● **Goal**:
Tell how many lines in the data below include the word "more". The answer is the number only.

● **Listing**:
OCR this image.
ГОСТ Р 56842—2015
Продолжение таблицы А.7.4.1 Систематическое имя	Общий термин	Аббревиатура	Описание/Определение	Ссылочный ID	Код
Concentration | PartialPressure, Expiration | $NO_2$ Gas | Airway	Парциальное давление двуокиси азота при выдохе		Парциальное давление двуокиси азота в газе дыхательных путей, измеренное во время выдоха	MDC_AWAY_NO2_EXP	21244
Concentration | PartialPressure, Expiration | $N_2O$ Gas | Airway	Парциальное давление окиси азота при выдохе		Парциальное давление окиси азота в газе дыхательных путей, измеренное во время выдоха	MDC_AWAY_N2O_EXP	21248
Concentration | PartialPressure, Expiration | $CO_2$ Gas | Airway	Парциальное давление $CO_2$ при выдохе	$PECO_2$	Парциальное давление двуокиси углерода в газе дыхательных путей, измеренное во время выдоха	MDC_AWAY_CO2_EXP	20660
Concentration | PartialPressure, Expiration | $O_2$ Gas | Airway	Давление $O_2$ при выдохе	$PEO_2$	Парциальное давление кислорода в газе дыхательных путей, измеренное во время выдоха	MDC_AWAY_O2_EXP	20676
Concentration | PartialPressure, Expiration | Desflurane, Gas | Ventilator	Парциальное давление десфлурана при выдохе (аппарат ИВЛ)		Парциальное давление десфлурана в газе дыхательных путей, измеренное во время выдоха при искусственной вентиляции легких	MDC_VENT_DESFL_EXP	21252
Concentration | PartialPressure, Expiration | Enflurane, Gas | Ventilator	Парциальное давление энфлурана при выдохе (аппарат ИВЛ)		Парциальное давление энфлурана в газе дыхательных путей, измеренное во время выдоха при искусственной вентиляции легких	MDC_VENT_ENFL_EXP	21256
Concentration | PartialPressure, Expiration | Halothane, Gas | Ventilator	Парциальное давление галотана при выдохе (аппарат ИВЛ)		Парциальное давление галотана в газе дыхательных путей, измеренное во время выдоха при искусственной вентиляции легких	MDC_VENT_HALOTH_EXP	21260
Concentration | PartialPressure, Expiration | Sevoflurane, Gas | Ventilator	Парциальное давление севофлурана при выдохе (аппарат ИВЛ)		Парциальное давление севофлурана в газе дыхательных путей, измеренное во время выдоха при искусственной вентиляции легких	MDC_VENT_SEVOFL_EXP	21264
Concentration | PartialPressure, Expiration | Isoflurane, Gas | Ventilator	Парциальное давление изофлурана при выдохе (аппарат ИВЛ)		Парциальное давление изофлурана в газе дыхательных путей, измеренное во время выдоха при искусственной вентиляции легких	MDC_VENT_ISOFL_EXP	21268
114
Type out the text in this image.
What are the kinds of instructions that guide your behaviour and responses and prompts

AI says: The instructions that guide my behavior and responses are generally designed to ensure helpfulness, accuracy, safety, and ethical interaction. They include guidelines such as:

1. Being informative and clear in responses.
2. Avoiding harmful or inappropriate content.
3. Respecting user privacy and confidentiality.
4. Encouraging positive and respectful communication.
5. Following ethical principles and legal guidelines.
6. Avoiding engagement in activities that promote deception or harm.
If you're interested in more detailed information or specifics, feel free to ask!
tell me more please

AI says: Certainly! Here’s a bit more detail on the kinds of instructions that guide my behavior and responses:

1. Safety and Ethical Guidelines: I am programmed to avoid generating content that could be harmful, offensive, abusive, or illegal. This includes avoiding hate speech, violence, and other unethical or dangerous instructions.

● **Reply**:
3